== What is required ==
Beneath this task is a listing; retype all of it exactly.

== Stored entries ==
□ □ □ □ □ □ □
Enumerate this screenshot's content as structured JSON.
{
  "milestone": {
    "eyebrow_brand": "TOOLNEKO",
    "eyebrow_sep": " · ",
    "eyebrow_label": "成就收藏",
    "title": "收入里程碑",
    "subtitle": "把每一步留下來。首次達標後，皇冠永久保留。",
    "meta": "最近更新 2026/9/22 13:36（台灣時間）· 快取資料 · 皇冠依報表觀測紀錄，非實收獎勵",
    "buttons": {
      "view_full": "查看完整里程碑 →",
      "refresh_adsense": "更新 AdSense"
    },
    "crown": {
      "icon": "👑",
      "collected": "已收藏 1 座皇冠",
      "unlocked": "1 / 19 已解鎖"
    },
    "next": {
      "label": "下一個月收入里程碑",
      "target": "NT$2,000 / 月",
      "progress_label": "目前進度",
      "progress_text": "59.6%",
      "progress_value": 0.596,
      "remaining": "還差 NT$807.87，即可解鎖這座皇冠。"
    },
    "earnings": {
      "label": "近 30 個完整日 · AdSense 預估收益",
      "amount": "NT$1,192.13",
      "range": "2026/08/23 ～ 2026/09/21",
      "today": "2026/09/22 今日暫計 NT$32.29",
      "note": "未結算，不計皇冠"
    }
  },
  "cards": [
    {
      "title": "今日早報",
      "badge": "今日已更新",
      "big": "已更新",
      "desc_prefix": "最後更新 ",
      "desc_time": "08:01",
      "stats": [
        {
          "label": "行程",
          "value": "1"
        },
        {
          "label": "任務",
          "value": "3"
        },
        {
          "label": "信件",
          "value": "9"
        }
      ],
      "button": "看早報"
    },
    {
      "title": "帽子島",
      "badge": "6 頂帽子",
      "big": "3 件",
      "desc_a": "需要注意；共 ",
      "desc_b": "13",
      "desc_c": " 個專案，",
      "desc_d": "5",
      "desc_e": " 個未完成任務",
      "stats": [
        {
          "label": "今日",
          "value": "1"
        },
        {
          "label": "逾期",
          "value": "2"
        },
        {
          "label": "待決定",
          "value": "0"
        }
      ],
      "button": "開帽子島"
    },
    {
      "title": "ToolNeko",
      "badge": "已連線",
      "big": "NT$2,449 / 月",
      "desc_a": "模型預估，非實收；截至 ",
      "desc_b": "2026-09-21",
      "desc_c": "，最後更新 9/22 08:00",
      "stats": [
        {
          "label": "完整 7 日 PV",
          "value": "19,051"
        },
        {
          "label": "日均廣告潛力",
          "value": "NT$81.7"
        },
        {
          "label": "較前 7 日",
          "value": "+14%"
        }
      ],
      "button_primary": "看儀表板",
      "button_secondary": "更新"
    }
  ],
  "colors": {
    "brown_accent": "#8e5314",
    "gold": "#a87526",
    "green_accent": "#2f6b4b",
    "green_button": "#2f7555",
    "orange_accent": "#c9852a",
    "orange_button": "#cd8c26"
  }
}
□ □ □ □ □ □ □
== Expected answer ==
Enumerate this screenshot's content as structured JSON.
{
  "milestone": {
    "eyebrow_brand": "TOOLNEKO",
    "eyebrow_sep": " · ",
    "eyebrow_label": "成就收藏",
    "title": "收入里程碑",
    "subtitle": "把每一步留下來。首次達標後，皇冠永久保留。",
    "meta": "最近更新 2026/9/22 13:36（台灣時間）· 快取資料 · 皇冠依報表觀測紀錄，非實收獎勵",
    "buttons": {
      "view_full": "查看完整里程碑 →",
      "refresh_adsense": "更新 AdSense"
    },
    "crown": {
      "icon": "👑",
      "collected": "已收藏 1 座皇冠",
      "unlocked": "1 / 19 已解鎖"
    },
    "next": {
      "label": "下一個月收入里程碑",
      "target": "NT$2,000 / 月",
      "progress_label": "目前進度",
      "progress_text": "59.6%",
      "progress_value": 0.596,
      "remaining": "還差 NT$807.87，即可解鎖這座皇冠。"
    },
    "earnings": {
      "label": "近 30 個完整日 · AdSense 預估收益",
      "amount": "NT$1,192.13",
      "range": "2026/08/23 ～ 2026/09/21",
      "today": "2026/09/22 今日暫計 NT$32.29",
      "note": "未結算，不計皇冠"
    }
  },
  "cards": [
    {
      "title": "今日早報",
      "badge": "今日已更新",
      "big": "已更新",
      "desc_prefix": "最後更新 ",
      "desc_time": "08:01",
      "stats": [
        {
          "label": "行程",
          "value": "1"
        },
        {
          "label": "任務",
          "value": "3"
        },
        {
          "label": "信件",
          "value": "9"
        }
      ],
      "button": "看早報"
    },
    {
      "title": "帽子島",
      "badge": "6 頂帽子",
      "big": "3 件",
      "desc_a": "需要注意；共 ",
      "desc_b": "13",
      "desc_c": " 個專案，",
      "desc_d": "5",
      "desc_e": " 個未完成任務",
      "stats": [
        {
          "label": "今日",
          "value": "1"
        },
        {
          "label": "逾期",
          "value": "2"
        },
        {
          "label": "待決定",
          "value": "0"
        }
      ],
      "button": "開帽子島"
    },
    {
      "title": "ToolNeko",
      "badge": "已連線",
      "big": "NT$2,449 / 月",
      "desc_a": "模型預估，非實收；截至 ",
      "desc_b": "2026-09-21",
      "desc_c": "，最後更新 9/22 08:00",
      "stats": [
        {
          "label": "完整 7 日 PV",
          "value": "19,051"
        },
        {
          "label": "日均廣告潛力",
          "value": "NT$81.7"
        },
        {
          "label": "較前 7 日",
          "value": "+14%"
        }
      ],
      "button_primary": "看儀表板",
      "button_secondary": "更新"
    }
  ],
  "colors": {
    "brown_accent": "#8e5314",
    "gold": "#a87526",
    "green_accent": "#2f6b4b",
    "green_button": "#2f7555",
    "orange_accent": "#c9852a",
    "orange_button": "#cd8c26"
  }
}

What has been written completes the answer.